- [Problem to solve] Find all lines in the listing that include the word "Wind", then copy them.

- [Data in this exercise]
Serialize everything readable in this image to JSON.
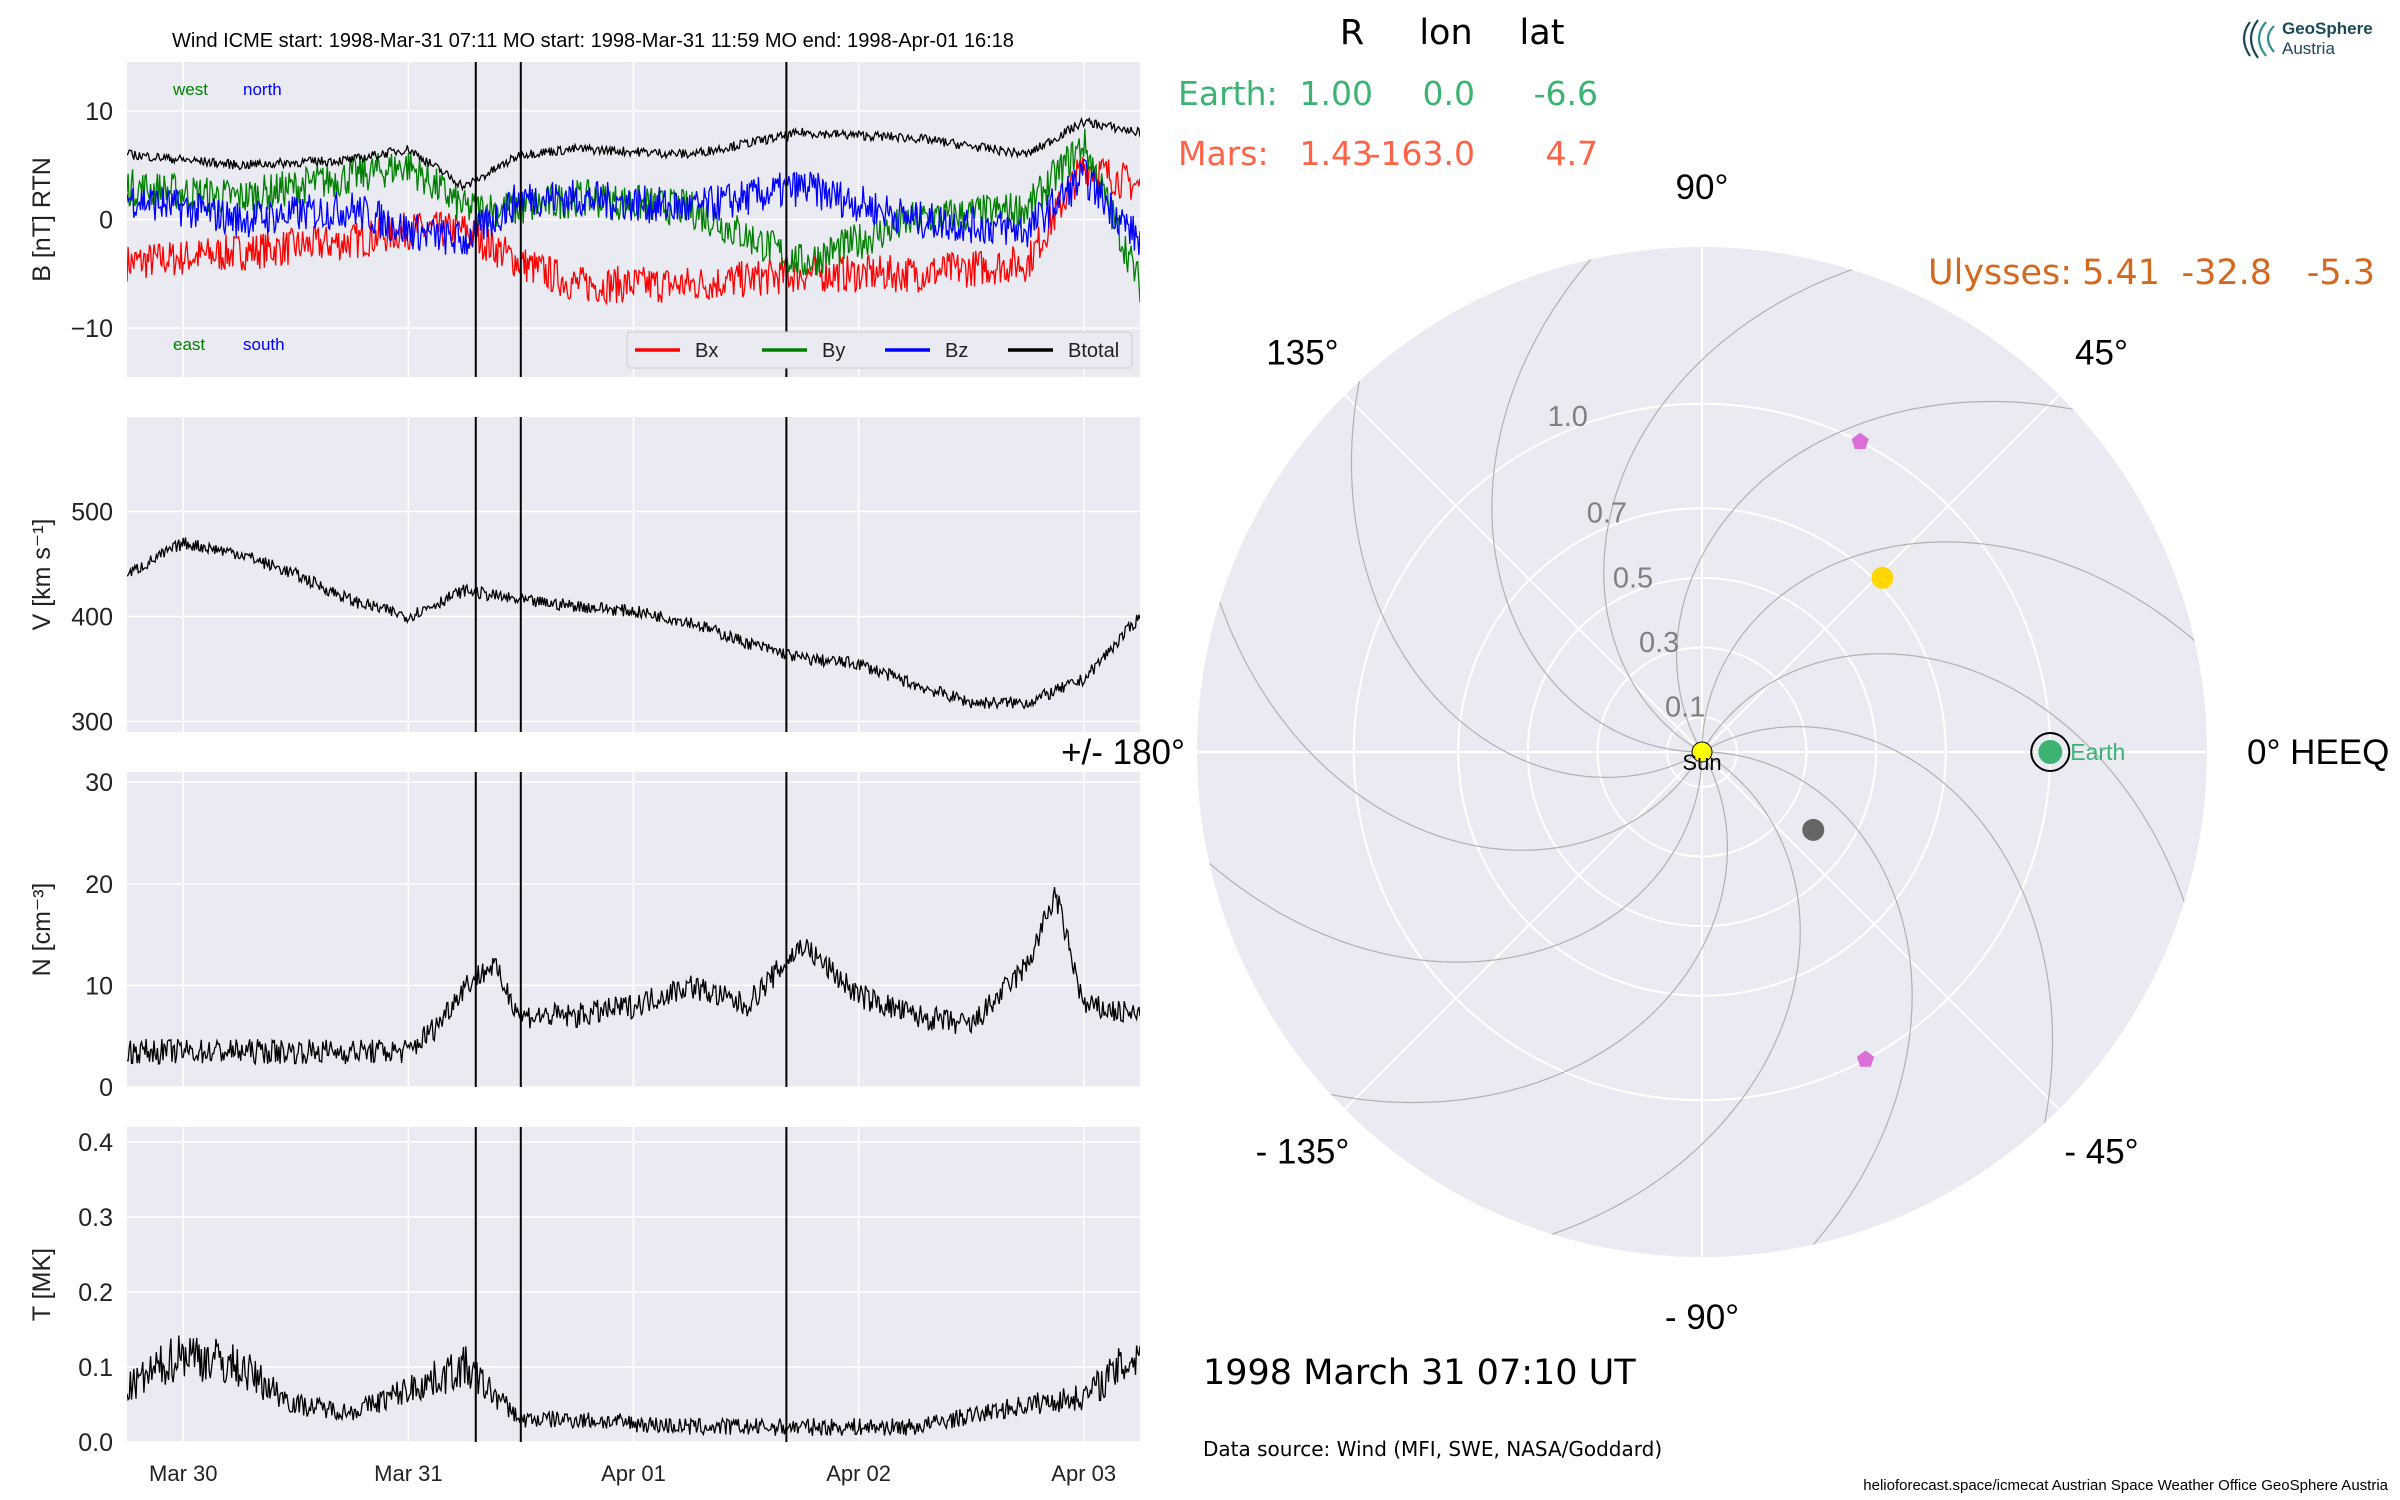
{
  "header": {
    "title": "Wind    ICME start: 1998-Mar-31 07:11   MO start: 1998-Mar-31 11:59   MO end: 1998-Apr-01 16:18"
  },
  "events": {
    "icme_start": "1998-03-31 07:11",
    "mo_start": "1998-03-31 11:59",
    "mo_end": "1998-04-01 16:18"
  },
  "chart_data": [
    {
      "type": "line",
      "ylabel": "B [nT] RTN",
      "ylim": [
        -14.5,
        14.5
      ],
      "yticks": [
        -10,
        0,
        10
      ],
      "ytick_labels": [
        "−10",
        "0",
        "10"
      ],
      "legend": [
        "Bx",
        "By",
        "Bz",
        "Btotal"
      ],
      "legend_position": "lower right",
      "corner_labels": {
        "west": "west",
        "north": "north",
        "east": "east",
        "south": "south"
      },
      "series": [
        {
          "name": "Bx",
          "color": "#ff0000",
          "x": [
            "03-29 18:00",
            "03-30 06:00",
            "03-30 18:00",
            "03-31 00:00",
            "03-31 06:00",
            "03-31 12:00",
            "03-31 18:00",
            "04-01 06:00",
            "04-01 18:00",
            "04-02 06:00",
            "04-02 18:00",
            "04-03 00:00",
            "04-03 06:00"
          ],
          "values": [
            -4,
            -3,
            -2,
            -1,
            -1,
            -4,
            -6,
            -6,
            -5,
            -5,
            -4,
            5,
            3
          ]
        },
        {
          "name": "By",
          "color": "#008000",
          "x": [
            "03-29 18:00",
            "03-30 06:00",
            "03-30 18:00",
            "03-31 00:00",
            "03-31 06:00",
            "03-31 12:00",
            "03-31 18:00",
            "04-01 06:00",
            "04-01 18:00",
            "04-02 06:00",
            "04-02 18:00",
            "04-03 00:00",
            "04-03 06:00"
          ],
          "values": [
            3,
            2,
            4,
            5,
            1,
            1,
            2,
            1,
            -4,
            0,
            1,
            7,
            -6
          ]
        },
        {
          "name": "Bz",
          "color": "#0000ff",
          "x": [
            "03-29 18:00",
            "03-30 06:00",
            "03-30 18:00",
            "03-31 00:00",
            "03-31 06:00",
            "03-31 12:00",
            "03-31 18:00",
            "04-01 06:00",
            "04-01 18:00",
            "04-02 06:00",
            "04-02 18:00",
            "04-03 00:00",
            "04-03 06:00"
          ],
          "values": [
            2,
            0,
            1,
            -1,
            -2,
            2,
            2,
            1,
            3,
            0,
            -1,
            4,
            -2
          ]
        },
        {
          "name": "Btotal",
          "color": "#000000",
          "x": [
            "03-29 18:00",
            "03-30 06:00",
            "03-30 18:00",
            "03-31 00:00",
            "03-31 06:00",
            "03-31 12:00",
            "03-31 18:00",
            "04-01 06:00",
            "04-01 18:00",
            "04-02 06:00",
            "04-02 18:00",
            "04-03 00:00",
            "04-03 06:00"
          ],
          "values": [
            6,
            5,
            5.5,
            6.5,
            3,
            6,
            6.5,
            6,
            8,
            7.5,
            6,
            9,
            8
          ]
        }
      ]
    },
    {
      "type": "line",
      "ylabel": "V [km s⁻¹]",
      "ylim": [
        290,
        590
      ],
      "yticks": [
        300,
        400,
        500
      ],
      "ytick_labels": [
        "300",
        "400",
        "500"
      ],
      "series": [
        {
          "name": "V",
          "color": "#000000",
          "x": [
            "03-29 18:00",
            "03-30 00:00",
            "03-30 06:00",
            "03-30 12:00",
            "03-30 18:00",
            "03-31 00:00",
            "03-31 06:00",
            "03-31 12:00",
            "03-31 18:00",
            "04-01 00:00",
            "04-01 06:00",
            "04-01 12:00",
            "04-01 18:00",
            "04-02 00:00",
            "04-02 06:00",
            "04-02 12:00",
            "04-02 18:00",
            "04-03 00:00",
            "04-03 06:00"
          ],
          "values": [
            440,
            470,
            460,
            440,
            415,
            400,
            425,
            415,
            410,
            405,
            395,
            375,
            360,
            355,
            335,
            318,
            318,
            340,
            400
          ]
        }
      ]
    },
    {
      "type": "line",
      "ylabel": "N [cm⁻³]",
      "ylim": [
        0,
        31
      ],
      "yticks": [
        0,
        10,
        20,
        30
      ],
      "ytick_labels": [
        "0",
        "10",
        "20",
        "30"
      ],
      "series": [
        {
          "name": "N",
          "color": "#000000",
          "x": [
            "03-29 18:00",
            "03-30 06:00",
            "03-30 18:00",
            "03-31 00:00",
            "03-31 03:00",
            "03-31 06:00",
            "03-31 09:00",
            "03-31 12:00",
            "03-31 18:00",
            "04-01 00:00",
            "04-01 06:00",
            "04-01 12:00",
            "04-01 18:00",
            "04-02 00:00",
            "04-02 06:00",
            "04-02 12:00",
            "04-02 18:00",
            "04-02 21:00",
            "04-03 00:00",
            "04-03 06:00"
          ],
          "values": [
            3.5,
            3.5,
            3.5,
            3.5,
            6,
            10,
            12,
            7,
            7,
            8,
            10,
            8,
            14,
            9,
            7,
            6,
            12,
            19,
            8,
            7
          ]
        }
      ]
    },
    {
      "type": "line",
      "ylabel": "T [MK]",
      "ylim": [
        0,
        0.42
      ],
      "yticks": [
        0.0,
        0.1,
        0.2,
        0.3,
        0.4
      ],
      "ytick_labels": [
        "0.0",
        "0.1",
        "0.2",
        "0.3",
        "0.4"
      ],
      "xtick_labels": [
        "Mar 30",
        "Mar 31",
        "Apr 01",
        "Apr 02",
        "Apr 03"
      ],
      "series": [
        {
          "name": "T",
          "color": "#000000",
          "x": [
            "03-29 18:00",
            "03-30 00:00",
            "03-30 06:00",
            "03-30 12:00",
            "03-30 18:00",
            "03-31 00:00",
            "03-31 06:00",
            "03-31 12:00",
            "03-31 18:00",
            "04-01 06:00",
            "04-01 18:00",
            "04-02 06:00",
            "04-02 18:00",
            "04-03 00:00",
            "04-03 06:00"
          ],
          "values": [
            0.07,
            0.12,
            0.1,
            0.05,
            0.04,
            0.07,
            0.1,
            0.03,
            0.03,
            0.02,
            0.02,
            0.02,
            0.05,
            0.06,
            0.12
          ]
        }
      ]
    },
    {
      "type": "scatter",
      "projection": "polar",
      "rlim": [
        0,
        1.45
      ],
      "r_tick_labels": [
        "0.1",
        "0.3",
        "0.5",
        "0.7",
        "1.0"
      ],
      "angle_labels": [
        "0° HEEQ",
        "45°",
        "90°",
        "135°",
        "+/- 180°",
        "- 135°",
        "- 90°",
        "- 45°"
      ],
      "points": [
        {
          "name": "Sun",
          "r": 0.0,
          "lon": 0.0,
          "color": "#ffff00"
        },
        {
          "name": "Earth",
          "r": 1.0,
          "lon": 0.0,
          "color": "#3cb371"
        },
        {
          "name": "",
          "r": 0.72,
          "lon": 44.0,
          "color": "#ffd700"
        },
        {
          "name": "",
          "r": 0.39,
          "lon": -35.0,
          "color": "#666666"
        },
        {
          "name": "",
          "r": 1.0,
          "lon": 63.0,
          "color": "#da70d6",
          "marker": "pentagon"
        },
        {
          "name": "",
          "r": 1.0,
          "lon": -62.0,
          "color": "#da70d6",
          "marker": "pentagon"
        }
      ]
    }
  ],
  "bodies": [
    {
      "name": "Earth:",
      "R": "1.00",
      "lon": "0.0",
      "lat": "-6.6",
      "color": "#3cb371"
    },
    {
      "name": "Mars:",
      "R": "1.43",
      "lon": "-163.0",
      "lat": "4.7",
      "color": "#ff6347"
    },
    {
      "name": "Ulysses:",
      "R": "5.41",
      "lon": "-32.8",
      "lat": "-5.3",
      "color": "#d2691e"
    }
  ],
  "table_headers": [
    "R",
    "lon",
    "lat"
  ],
  "timestamp": "1998 March 31  07:10 UT",
  "data_source": "Data source: Wind (MFI, SWE, NASA/Goddard)",
  "footer_credit": "helioforecast.space/icmecat   Austrian Space Weather Office   GeoSphere Austria",
  "logo": {
    "line1": "GeoSphere",
    "line2": "Austria",
    "color": "#1a4a5a"
  },
  "colors": {
    "panel_bg": "#eaeaf2",
    "grid": "#ffffff"
  }
}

- [Exercise result]
    "title": "Wind    ICME start: 1998-Mar-31 07:11   MO start: 1998-Mar-31 11:59   MO end: 1998-Apr-01 16:18"
  "data_source": "Data source: Wind (MFI, SWE, NASA/Goddard)",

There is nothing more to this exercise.